◆ Problem requirements
Read the listing below and copy out every line that holds "الإقامة".

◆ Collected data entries
+===+

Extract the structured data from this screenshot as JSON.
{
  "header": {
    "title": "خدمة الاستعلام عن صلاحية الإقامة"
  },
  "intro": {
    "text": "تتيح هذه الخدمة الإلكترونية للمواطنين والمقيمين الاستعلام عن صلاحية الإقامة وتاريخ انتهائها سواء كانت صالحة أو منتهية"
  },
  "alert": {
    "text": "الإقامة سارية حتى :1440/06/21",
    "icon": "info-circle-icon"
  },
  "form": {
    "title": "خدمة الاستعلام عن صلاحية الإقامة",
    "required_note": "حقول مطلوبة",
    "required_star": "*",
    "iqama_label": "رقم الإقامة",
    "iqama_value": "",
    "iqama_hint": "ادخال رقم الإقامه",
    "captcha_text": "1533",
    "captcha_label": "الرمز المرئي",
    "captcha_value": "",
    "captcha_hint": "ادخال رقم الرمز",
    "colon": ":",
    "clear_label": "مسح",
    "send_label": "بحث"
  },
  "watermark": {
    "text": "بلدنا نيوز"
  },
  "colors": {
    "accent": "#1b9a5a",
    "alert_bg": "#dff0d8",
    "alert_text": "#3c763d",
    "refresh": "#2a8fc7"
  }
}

+===+

◆ Task answer
    "title": "خدمة الاستعلام عن صلاحية الإقامة"
    "text": "تتيح هذه الخدمة الإلكترونية للمواطنين والمقيمين الاستعلام عن صلاحية الإقامة وتاريخ انتهائها سواء كانت صالحة أو منتهية"
    "text": "الإقامة سارية حتى :1440/06/21",
    "title": "خدمة الاستعلام عن صلاحية الإقامة",
    "iqama_label": "رقم الإقامة",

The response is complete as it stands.